• _Request_:
Go through the entries below and pick out every line with "text".

• _Provided records_:

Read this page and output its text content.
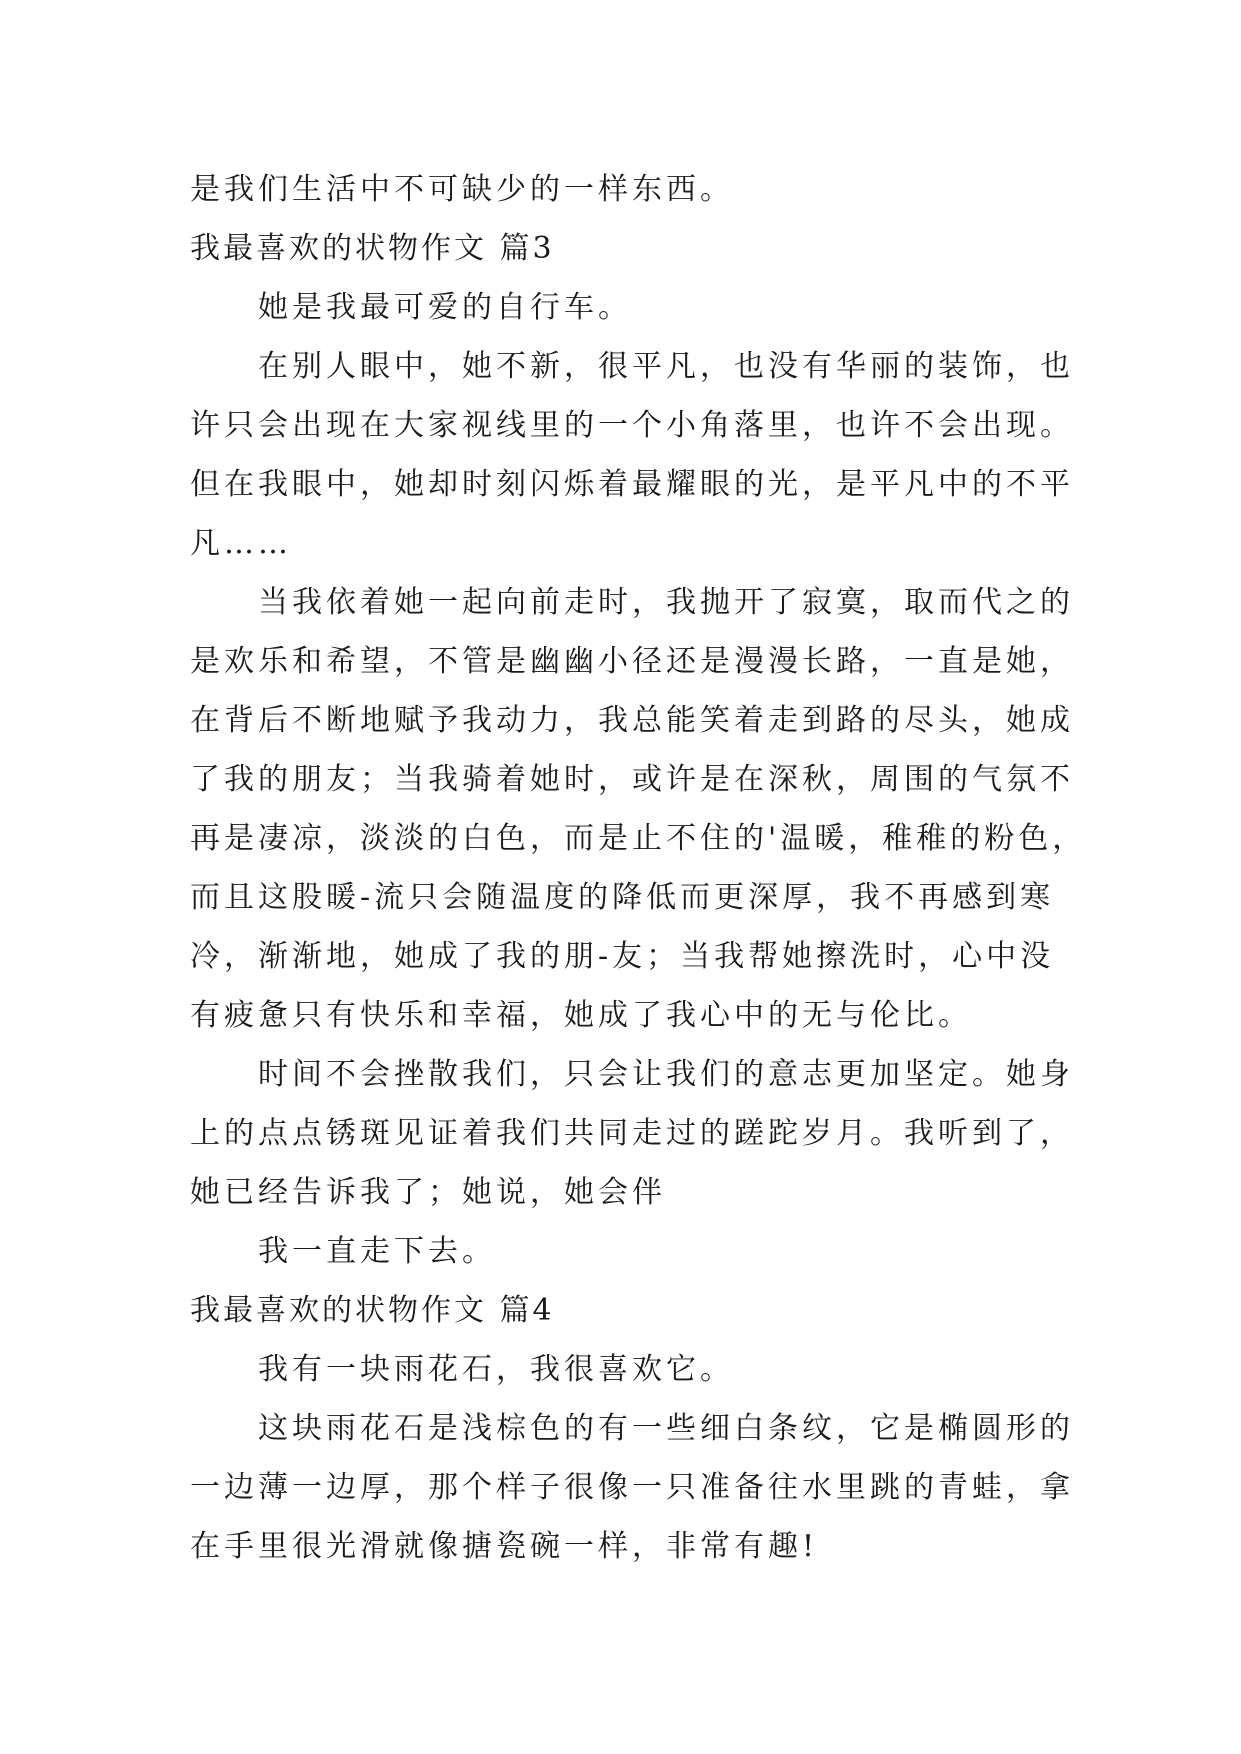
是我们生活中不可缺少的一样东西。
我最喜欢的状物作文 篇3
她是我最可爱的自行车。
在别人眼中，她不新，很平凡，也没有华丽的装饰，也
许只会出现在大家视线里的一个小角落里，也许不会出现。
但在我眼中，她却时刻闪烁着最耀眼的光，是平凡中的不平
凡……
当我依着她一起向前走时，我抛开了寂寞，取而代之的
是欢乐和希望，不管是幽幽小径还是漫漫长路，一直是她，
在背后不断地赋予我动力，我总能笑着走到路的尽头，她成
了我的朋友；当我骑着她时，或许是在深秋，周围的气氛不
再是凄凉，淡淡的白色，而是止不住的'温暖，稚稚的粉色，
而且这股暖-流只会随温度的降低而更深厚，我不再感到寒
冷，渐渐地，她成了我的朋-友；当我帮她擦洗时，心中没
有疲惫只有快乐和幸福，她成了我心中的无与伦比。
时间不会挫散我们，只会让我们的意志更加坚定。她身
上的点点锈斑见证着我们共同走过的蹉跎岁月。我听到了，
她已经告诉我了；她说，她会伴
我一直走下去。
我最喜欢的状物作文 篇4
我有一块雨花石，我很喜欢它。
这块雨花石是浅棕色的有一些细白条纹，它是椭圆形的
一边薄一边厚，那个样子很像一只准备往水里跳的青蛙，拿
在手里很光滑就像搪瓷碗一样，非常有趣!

--

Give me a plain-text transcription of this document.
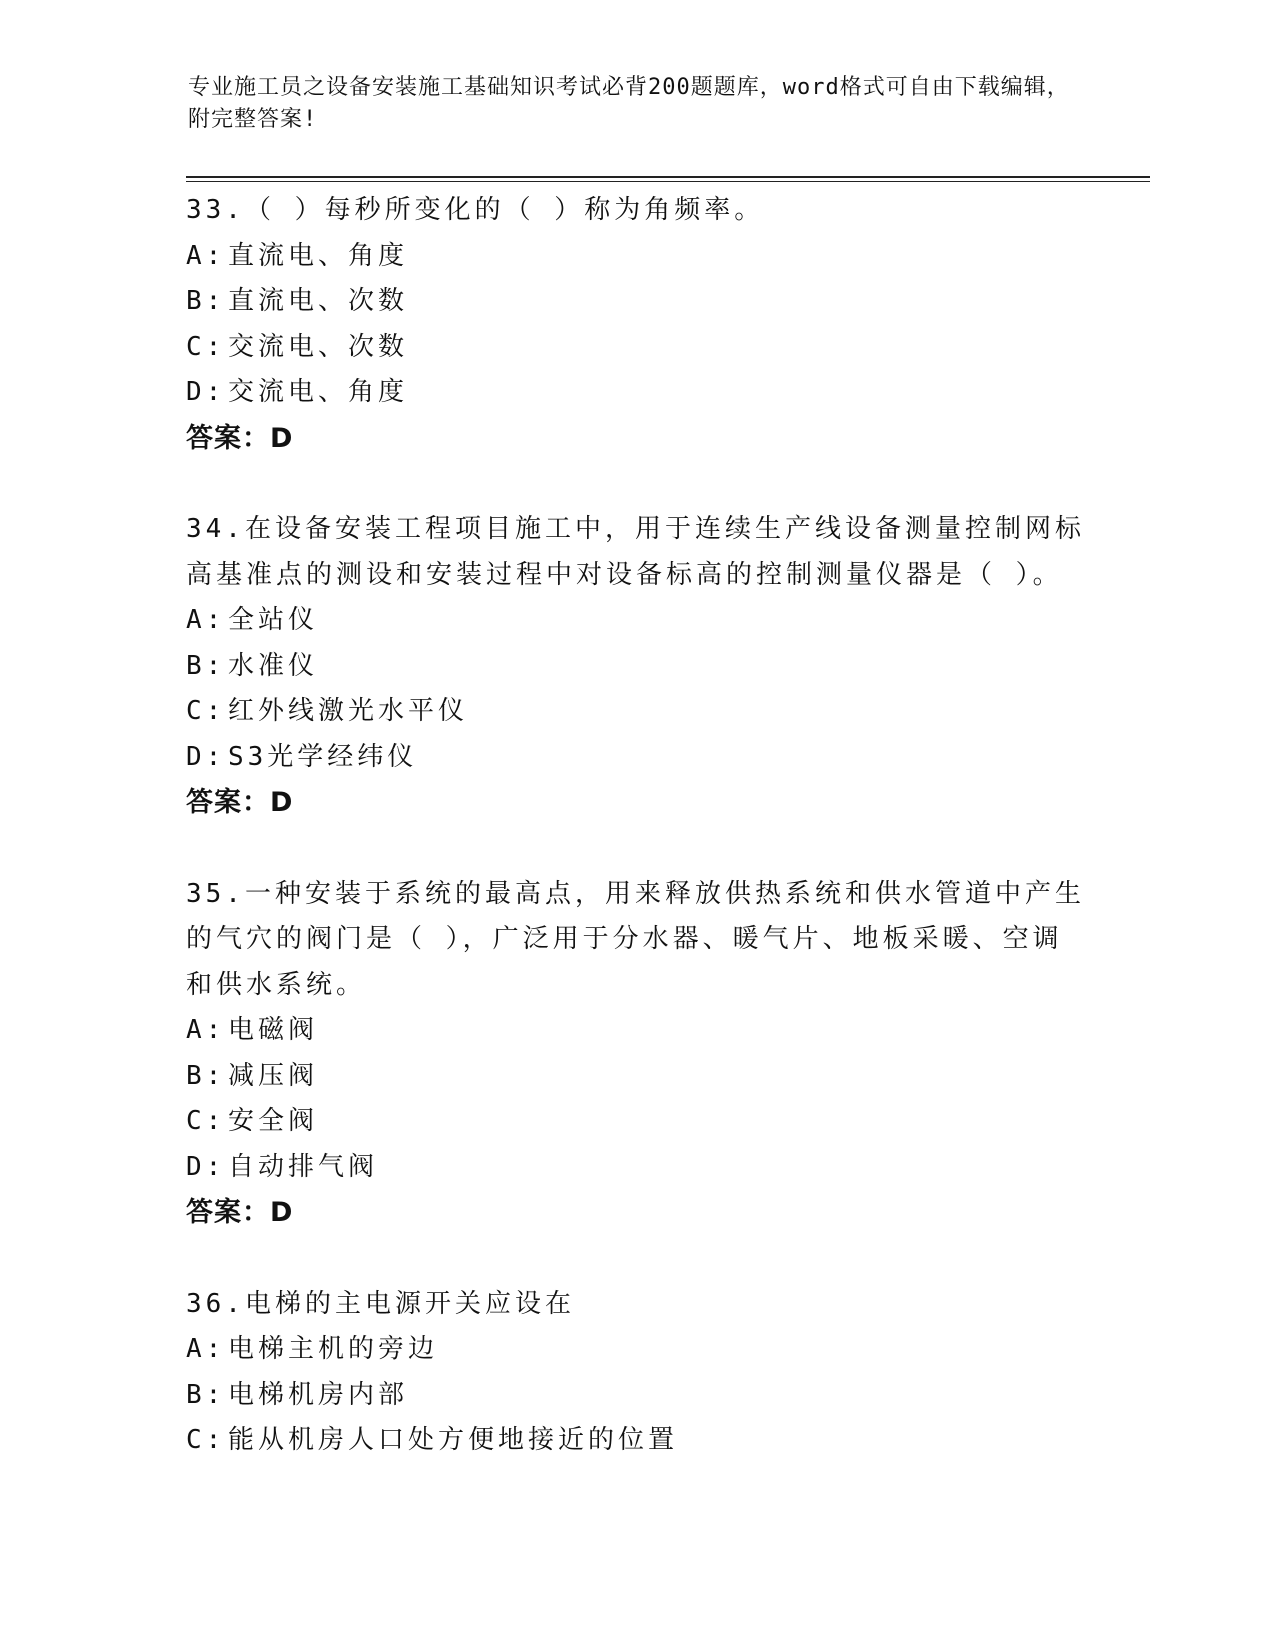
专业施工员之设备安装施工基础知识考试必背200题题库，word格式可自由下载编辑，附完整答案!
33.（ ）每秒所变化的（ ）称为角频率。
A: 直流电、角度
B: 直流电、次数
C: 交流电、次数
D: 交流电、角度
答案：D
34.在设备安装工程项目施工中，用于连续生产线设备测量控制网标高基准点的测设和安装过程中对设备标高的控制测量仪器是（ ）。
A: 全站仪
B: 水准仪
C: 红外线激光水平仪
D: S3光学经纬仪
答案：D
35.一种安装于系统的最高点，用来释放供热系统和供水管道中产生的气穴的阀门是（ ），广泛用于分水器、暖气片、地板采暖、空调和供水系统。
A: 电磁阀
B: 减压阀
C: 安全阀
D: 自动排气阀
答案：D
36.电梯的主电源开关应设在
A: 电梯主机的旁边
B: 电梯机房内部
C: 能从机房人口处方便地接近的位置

• _Final answer_:
Read this page and output its text content.
Give me a plain-text transcription of this document.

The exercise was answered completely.